** Information supplied follows **
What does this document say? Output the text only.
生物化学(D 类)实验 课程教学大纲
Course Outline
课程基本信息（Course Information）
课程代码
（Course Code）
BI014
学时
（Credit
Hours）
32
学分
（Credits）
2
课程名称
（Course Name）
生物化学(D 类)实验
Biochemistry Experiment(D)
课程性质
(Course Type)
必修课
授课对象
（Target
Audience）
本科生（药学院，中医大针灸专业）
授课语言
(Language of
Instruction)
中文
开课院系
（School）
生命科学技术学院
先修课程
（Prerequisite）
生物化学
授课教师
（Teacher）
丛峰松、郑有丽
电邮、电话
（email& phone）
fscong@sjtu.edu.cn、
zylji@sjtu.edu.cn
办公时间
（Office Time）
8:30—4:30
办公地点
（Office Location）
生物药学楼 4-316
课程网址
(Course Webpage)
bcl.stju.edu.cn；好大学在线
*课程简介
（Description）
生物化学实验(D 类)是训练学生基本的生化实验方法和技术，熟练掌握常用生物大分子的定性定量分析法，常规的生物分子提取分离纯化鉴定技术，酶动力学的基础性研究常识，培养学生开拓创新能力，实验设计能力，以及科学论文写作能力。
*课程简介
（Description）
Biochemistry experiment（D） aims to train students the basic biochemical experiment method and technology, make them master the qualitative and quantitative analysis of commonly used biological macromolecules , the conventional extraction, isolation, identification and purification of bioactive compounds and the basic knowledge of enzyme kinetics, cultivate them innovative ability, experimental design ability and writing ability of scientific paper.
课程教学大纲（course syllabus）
** End of Information supplied **
| To do |
Output all of the entries, exactly as they are written.

| Finished task |
What does this document say? Output the text only.
生物化学(D 类)实验 课程教学大纲
Course Outline
课程基本信息（Course Information）
课程代码
（Course Code）
BI014
学时
（Credit
Hours）
32
学分
（Credits）
2
课程名称
（Course Name）
生物化学(D 类)实验
Biochemistry Experiment(D)
课程性质
(Course Type)
必修课
授课对象
（Target
Audience）
本科生（药学院，中医大针灸专业）
授课语言
(Language of
Instruction)
中文
开课院系
（School）
生命科学技术学院
先修课程
（Prerequisite）
生物化学
授课教师
（Teacher）
丛峰松、郑有丽
电邮、电话
（email& phone）
fscong@sjtu.edu.cn、
zylji@sjtu.edu.cn
办公时间
（Office Time）
8:30—4:30
办公地点
（Office Location）
生物药学楼 4-316
课程网址
(Course Webpage)
bcl.stju.edu.cn；好大学在线
*课程简介
（Description）
生物化学实验(D 类)是训练学生基本的生化实验方法和技术，熟练掌握常用生物大分子的定性定量分析法，常规的生物分子提取分离纯化鉴定技术，酶动力学的基础性研究常识，培养学生开拓创新能力，实验设计能力，以及科学论文写作能力。
*课程简介
（Description）
Biochemistry experiment（D） aims to train students the basic biochemical experiment method and technology, make them master the qualitative and quantitative analysis of commonly used biological macromolecules , the conventional extraction, isolation, identification and purification of bioactive compounds and the basic knowledge of enzyme kinetics, cultivate them innovative ability, experimental design ability and writing ability of scientific paper.
课程教学大纲（course syllabus）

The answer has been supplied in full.